— START OF Dataset records —
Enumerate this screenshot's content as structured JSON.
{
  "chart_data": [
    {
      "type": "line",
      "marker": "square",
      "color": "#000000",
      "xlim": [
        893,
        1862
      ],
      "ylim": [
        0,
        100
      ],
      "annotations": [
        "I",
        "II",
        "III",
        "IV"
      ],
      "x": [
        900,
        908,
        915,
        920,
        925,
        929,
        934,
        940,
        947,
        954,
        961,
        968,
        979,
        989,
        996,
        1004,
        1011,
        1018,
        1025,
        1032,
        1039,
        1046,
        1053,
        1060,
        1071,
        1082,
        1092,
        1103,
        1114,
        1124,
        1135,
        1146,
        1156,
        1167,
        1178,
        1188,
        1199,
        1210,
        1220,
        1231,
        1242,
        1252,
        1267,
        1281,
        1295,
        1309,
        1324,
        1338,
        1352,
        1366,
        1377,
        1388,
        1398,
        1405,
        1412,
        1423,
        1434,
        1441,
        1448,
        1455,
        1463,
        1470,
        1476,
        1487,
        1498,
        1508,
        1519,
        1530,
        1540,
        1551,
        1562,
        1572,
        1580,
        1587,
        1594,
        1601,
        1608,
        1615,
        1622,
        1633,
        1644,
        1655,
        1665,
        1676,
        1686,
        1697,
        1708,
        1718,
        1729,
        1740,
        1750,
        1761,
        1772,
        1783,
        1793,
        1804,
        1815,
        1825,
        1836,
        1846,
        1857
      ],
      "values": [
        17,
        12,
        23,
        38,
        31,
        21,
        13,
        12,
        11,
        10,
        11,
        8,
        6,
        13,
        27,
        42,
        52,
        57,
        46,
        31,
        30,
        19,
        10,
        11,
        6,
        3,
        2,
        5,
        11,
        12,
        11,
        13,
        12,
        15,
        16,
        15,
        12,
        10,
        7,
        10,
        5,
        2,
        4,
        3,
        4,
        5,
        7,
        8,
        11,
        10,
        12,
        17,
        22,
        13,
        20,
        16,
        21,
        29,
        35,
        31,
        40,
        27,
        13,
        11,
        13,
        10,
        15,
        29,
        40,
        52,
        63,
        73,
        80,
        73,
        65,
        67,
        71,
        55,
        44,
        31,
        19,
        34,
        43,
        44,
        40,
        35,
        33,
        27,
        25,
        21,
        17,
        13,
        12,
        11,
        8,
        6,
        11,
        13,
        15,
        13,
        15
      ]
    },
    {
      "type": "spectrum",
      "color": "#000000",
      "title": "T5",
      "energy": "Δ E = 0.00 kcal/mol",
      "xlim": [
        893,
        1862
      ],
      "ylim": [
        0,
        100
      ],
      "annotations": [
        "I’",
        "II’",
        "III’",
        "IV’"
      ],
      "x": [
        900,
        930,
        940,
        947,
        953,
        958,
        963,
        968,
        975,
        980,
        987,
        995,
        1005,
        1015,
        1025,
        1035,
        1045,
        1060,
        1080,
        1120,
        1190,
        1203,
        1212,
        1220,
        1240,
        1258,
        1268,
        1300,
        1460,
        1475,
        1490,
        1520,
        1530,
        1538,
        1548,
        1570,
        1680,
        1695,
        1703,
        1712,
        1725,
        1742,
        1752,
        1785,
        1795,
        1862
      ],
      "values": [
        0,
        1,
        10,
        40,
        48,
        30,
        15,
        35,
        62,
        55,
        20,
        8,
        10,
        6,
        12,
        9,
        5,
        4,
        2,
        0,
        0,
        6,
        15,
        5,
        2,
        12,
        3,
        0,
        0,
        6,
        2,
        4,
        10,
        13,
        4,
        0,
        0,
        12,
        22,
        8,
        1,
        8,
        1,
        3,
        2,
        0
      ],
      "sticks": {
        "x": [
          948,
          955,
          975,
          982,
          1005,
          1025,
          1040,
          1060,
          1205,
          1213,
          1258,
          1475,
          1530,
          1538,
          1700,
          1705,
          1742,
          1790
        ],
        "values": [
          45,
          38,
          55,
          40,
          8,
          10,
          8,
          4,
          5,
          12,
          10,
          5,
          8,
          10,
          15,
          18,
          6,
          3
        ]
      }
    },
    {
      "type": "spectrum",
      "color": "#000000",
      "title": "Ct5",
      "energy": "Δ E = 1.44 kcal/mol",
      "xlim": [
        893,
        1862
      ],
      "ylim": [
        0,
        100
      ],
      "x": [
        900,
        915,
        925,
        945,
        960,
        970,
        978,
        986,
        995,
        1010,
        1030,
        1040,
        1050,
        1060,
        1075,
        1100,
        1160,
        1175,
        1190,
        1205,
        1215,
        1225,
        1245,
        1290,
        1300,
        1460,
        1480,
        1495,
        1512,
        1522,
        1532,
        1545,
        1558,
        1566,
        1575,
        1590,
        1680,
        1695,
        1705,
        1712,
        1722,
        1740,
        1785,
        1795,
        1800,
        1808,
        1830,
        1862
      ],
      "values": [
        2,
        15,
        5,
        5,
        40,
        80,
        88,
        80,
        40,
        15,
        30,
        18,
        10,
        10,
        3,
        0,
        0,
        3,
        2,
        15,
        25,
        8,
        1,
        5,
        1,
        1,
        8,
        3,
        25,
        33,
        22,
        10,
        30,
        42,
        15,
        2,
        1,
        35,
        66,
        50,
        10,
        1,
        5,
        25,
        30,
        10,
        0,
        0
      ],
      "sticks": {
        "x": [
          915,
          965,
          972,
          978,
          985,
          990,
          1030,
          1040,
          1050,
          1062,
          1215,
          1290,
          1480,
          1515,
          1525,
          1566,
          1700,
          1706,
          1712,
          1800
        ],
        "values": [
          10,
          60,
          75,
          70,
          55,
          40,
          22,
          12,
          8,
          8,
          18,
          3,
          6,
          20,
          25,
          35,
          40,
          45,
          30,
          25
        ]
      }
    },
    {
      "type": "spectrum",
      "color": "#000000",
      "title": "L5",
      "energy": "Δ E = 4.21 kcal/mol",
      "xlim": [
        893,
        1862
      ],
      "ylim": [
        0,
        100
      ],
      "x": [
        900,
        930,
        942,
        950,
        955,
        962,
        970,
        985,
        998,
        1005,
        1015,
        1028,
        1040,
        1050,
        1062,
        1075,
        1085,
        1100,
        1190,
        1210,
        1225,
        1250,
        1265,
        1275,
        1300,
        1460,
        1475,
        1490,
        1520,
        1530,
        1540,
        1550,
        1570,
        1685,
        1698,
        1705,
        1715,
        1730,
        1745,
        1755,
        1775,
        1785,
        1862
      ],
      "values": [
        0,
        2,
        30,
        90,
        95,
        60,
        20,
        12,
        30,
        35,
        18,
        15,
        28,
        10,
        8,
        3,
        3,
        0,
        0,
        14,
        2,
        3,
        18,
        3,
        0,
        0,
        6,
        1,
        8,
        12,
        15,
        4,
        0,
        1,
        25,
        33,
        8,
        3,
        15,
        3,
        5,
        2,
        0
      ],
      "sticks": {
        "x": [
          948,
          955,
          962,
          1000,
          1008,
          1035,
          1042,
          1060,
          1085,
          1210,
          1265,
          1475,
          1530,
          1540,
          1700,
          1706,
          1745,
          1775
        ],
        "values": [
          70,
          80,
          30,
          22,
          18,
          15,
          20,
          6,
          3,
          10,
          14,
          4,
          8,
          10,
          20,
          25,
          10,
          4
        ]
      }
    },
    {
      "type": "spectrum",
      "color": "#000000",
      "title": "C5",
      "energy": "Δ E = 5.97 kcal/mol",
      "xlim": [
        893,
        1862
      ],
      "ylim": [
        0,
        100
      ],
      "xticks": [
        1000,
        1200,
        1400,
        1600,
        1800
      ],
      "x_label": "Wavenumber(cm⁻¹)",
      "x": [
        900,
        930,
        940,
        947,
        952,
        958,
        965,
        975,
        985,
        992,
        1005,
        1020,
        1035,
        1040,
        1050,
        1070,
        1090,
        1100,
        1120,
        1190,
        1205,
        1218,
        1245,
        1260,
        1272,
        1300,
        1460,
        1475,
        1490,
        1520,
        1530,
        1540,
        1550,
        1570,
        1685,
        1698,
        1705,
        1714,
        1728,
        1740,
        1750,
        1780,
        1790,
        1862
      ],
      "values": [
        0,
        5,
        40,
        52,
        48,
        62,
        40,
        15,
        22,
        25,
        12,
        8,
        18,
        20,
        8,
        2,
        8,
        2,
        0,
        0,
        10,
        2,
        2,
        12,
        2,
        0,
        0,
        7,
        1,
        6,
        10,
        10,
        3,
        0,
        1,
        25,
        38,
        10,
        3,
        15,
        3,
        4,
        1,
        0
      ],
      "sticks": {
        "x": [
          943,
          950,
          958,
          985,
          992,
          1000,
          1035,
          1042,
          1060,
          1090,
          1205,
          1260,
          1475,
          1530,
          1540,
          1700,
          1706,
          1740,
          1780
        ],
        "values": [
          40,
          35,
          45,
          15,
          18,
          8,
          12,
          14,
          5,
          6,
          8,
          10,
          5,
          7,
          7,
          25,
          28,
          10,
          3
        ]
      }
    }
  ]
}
— END OF Dataset records —
■ Directive:
Copy each line above that contains the string "energy".

■ Answer to the exercise:
      "energy": "Δ E = 0.00 kcal/mol",
      "energy": "Δ E = 1.44 kcal/mol",
      "energy": "Δ E = 4.21 kcal/mol",
      "energy": "Δ E = 5.97 kcal/mol",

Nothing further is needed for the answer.